Repeat the material exactly, leaving nothing out.

____________________

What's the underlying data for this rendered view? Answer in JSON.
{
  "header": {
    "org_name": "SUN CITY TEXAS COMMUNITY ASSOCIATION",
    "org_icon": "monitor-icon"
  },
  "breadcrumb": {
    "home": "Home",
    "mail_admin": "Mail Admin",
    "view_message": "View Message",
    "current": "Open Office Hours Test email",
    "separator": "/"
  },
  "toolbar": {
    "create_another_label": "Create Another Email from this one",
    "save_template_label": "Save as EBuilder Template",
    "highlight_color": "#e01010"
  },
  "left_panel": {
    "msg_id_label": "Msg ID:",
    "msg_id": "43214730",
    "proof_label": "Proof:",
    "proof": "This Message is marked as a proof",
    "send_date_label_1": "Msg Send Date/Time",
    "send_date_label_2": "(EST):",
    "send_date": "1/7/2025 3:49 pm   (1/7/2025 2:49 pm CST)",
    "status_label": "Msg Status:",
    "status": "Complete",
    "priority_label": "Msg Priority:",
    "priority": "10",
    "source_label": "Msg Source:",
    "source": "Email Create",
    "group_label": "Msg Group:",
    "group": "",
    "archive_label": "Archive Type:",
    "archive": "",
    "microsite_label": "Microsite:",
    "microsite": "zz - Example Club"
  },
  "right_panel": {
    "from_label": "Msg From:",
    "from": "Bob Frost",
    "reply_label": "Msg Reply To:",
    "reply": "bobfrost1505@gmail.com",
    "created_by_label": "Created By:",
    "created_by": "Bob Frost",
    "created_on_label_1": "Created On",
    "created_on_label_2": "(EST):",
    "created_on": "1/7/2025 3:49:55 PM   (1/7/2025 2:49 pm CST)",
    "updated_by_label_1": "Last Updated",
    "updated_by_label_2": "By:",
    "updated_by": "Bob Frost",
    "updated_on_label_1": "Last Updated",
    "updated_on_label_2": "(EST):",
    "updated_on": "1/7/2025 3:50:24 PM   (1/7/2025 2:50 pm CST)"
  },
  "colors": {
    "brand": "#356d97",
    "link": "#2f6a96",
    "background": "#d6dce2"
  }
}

____________________

▶ [EXERCISE SOLUTION]
What's the underlying data for this rendered view? Answer in JSON.
{
  "header": {
    "org_name": "SUN CITY TEXAS COMMUNITY ASSOCIATION",
    "org_icon": "monitor-icon"
  },
  "breadcrumb": {
    "home": "Home",
    "mail_admin": "Mail Admin",
    "view_message": "View Message",
    "current": "Open Office Hours Test email",
    "separator": "/"
  },
  "toolbar": {
    "create_another_label": "Create Another Email from this one",
    "save_template_label": "Save as EBuilder Template",
    "highlight_color": "#e01010"
  },
  "left_panel": {
    "msg_id_label": "Msg ID:",
    "msg_id": "43214730",
    "proof_label": "Proof:",
    "proof": "This Message is marked as a proof",
    "send_date_label_1": "Msg Send Date/Time",
    "send_date_label_2": "(EST):",
    "send_date": "1/7/2025 3:49 pm   (1/7/2025 2:49 pm CST)",
    "status_label": "Msg Status:",
    "status": "Complete",
    "priority_label": "Msg Priority:",
    "priority": "10",
    "source_label": "Msg Source:",
    "source": "Email Create",
    "group_label": "Msg Group:",
    "group": "",
    "archive_label": "Archive Type:",
    "archive": "",
    "microsite_label": "Microsite:",
    "microsite": "zz - Example Club"
  },
  "right_panel": {
    "from_label": "Msg From:",
    "from": "Bob Frost",
    "reply_label": "Msg Reply To:",
    "reply": "bobfrost1505@gmail.com",
    "created_by_label": "Created By:",
    "created_by": "Bob Frost",
    "created_on_label_1": "Created On",
    "created_on_label_2": "(EST):",
    "created_on": "1/7/2025 3:49:55 PM   (1/7/2025 2:49 pm CST)",
    "updated_by_label_1": "Last Updated",
    "updated_by_label_2": "By:",
    "updated_by": "Bob Frost",
    "updated_on_label_1": "Last Updated",
    "updated_on_label_2": "(EST):",
    "updated_on": "1/7/2025 3:50:24 PM   (1/7/2025 2:50 pm CST)"
  },
  "colors": {
    "brand": "#356d97",
    "link": "#2f6a96",
    "background": "#d6dce2"
  }
}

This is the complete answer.